Take all the material and copy it exactly.

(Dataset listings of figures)
:::
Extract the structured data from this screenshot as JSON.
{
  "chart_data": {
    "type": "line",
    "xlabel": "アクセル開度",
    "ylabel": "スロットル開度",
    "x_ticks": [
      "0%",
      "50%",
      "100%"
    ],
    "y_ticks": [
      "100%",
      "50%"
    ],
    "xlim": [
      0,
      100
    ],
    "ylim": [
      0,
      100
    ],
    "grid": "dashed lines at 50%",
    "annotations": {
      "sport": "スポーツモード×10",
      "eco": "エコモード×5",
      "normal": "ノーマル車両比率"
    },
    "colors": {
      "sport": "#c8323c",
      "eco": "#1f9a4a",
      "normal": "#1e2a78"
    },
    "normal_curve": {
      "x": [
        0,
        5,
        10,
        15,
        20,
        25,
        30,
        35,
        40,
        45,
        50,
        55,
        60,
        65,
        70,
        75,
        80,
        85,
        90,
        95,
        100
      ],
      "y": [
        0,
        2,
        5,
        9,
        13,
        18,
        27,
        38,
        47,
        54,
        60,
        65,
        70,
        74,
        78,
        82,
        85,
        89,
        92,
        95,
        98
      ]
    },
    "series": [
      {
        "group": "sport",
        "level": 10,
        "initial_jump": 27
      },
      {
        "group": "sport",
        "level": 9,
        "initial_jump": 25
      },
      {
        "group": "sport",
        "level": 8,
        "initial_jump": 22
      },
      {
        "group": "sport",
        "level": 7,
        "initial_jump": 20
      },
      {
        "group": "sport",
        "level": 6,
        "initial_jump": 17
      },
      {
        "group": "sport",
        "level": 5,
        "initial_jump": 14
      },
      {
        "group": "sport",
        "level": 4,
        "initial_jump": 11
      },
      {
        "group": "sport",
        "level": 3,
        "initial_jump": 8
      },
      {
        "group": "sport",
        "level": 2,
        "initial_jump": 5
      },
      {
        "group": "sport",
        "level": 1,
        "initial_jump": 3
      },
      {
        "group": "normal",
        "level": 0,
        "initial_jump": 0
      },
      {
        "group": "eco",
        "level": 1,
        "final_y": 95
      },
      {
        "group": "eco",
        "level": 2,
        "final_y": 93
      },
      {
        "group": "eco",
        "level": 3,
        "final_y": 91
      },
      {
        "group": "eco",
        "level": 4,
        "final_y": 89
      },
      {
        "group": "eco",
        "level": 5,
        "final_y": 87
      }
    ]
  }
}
:::
Final answer:
Extract the structured data from this screenshot as JSON.
{
  "chart_data": {
    "type": "line",
    "xlabel": "アクセル開度",
    "ylabel": "スロットル開度",
    "x_ticks": [
      "0%",
      "50%",
      "100%"
    ],
    "y_ticks": [
      "100%",
      "50%"
    ],
    "xlim": [
      0,
      100
    ],
    "ylim": [
      0,
      100
    ],
    "grid": "dashed lines at 50%",
    "annotations": {
      "sport": "スポーツモード×10",
      "eco": "エコモード×5",
      "normal": "ノーマル車両比率"
    },
    "colors": {
      "sport": "#c8323c",
      "eco": "#1f9a4a",
      "normal": "#1e2a78"
    },
    "normal_curve": {
      "x": [
        0,
        5,
        10,
        15,
        20,
        25,
        30,
        35,
        40,
        45,
        50,
        55,
        60,
        65,
        70,
        75,
        80,
        85,
        90,
        95,
        100
      ],
      "y": [
        0,
        2,
        5,
        9,
        13,
        18,
        27,
        38,
        47,
        54,
        60,
        65,
        70,
        74,
        78,
        82,
        85,
        89,
        92,
        95,
        98
      ]
    },
    "series": [
      {
        "group": "sport",
        "level": 10,
        "initial_jump": 27
      },
      {
        "group": "sport",
        "level": 9,
        "initial_jump": 25
      },
      {
        "group": "sport",
        "level": 8,
        "initial_jump": 22
      },
      {
        "group": "sport",
        "level": 7,
        "initial_jump": 20
      },
      {
        "group": "sport",
        "level": 6,
        "initial_jump": 17
      },
      {
        "group": "sport",
        "level": 5,
        "initial_jump": 14
      },
      {
        "group": "sport",
        "level": 4,
        "initial_jump": 11
      },
      {
        "group": "sport",
        "level": 3,
        "initial_jump": 8
      },
      {
        "group": "sport",
        "level": 2,
        "initial_jump": 5
      },
      {
        "group": "sport",
        "level": 1,
        "initial_jump": 3
      },
      {
        "group": "normal",
        "level": 0,
        "initial_jump": 0
      },
      {
        "group": "eco",
        "level": 1,
        "final_y": 95
      },
      {
        "group": "eco",
        "level": 2,
        "final_y": 93
      },
      {
        "group": "eco",
        "level": 3,
        "final_y": 91
      },
      {
        "group": "eco",
        "level": 4,
        "final_y": 89
      },
      {
        "group": "eco",
        "level": 5,
        "final_y": 87
      }
    ]
  }
}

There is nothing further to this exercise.